begin Entries supplied

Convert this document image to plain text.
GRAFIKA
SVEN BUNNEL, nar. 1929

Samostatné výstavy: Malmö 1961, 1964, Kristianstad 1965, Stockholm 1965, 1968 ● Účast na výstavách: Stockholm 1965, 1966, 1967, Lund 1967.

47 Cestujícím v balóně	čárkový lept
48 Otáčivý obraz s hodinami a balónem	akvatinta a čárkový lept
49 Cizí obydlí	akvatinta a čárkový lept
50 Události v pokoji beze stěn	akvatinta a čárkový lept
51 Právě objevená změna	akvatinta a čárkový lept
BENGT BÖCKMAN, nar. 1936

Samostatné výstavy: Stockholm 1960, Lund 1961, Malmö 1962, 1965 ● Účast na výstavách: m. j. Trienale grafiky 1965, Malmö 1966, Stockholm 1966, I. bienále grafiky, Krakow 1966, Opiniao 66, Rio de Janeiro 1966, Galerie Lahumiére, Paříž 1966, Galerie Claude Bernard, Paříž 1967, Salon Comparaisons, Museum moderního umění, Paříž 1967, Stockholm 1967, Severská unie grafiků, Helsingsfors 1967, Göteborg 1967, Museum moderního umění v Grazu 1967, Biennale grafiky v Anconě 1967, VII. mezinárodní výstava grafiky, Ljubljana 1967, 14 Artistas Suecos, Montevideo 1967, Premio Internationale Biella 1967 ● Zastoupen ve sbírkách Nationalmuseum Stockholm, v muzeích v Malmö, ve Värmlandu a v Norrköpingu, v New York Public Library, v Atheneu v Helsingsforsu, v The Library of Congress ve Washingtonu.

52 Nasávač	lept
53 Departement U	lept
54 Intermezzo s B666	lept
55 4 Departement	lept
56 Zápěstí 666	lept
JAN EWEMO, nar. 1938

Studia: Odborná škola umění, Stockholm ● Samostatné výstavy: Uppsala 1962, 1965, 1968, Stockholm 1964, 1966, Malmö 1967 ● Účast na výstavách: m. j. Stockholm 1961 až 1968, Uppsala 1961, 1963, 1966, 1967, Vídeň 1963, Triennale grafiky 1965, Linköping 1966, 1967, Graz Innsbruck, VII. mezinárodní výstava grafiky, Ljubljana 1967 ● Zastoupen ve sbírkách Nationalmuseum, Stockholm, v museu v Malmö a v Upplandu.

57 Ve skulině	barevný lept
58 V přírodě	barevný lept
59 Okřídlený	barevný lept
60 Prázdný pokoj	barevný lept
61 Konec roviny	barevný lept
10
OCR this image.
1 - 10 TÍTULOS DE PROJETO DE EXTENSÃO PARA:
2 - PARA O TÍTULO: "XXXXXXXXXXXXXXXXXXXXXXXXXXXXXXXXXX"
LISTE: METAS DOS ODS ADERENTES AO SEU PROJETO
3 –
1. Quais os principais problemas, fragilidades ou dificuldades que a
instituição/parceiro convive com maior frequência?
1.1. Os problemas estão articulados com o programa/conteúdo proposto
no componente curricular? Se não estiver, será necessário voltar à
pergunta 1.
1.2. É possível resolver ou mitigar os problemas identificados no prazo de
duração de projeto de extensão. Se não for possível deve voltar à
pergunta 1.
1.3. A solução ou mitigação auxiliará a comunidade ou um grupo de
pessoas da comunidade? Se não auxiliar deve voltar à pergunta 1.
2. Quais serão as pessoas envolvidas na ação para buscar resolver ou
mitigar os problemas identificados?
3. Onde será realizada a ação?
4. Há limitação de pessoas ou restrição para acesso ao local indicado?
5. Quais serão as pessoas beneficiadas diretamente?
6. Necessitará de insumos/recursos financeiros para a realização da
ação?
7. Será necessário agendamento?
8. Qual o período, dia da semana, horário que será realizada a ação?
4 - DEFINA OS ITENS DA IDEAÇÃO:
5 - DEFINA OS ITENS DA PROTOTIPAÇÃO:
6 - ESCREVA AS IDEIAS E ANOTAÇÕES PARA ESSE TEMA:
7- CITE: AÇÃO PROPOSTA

end Entries supplied

### Task requirements
Only the number is wanted: how many lines contain the string "serão"?

### Solution to the exercise
2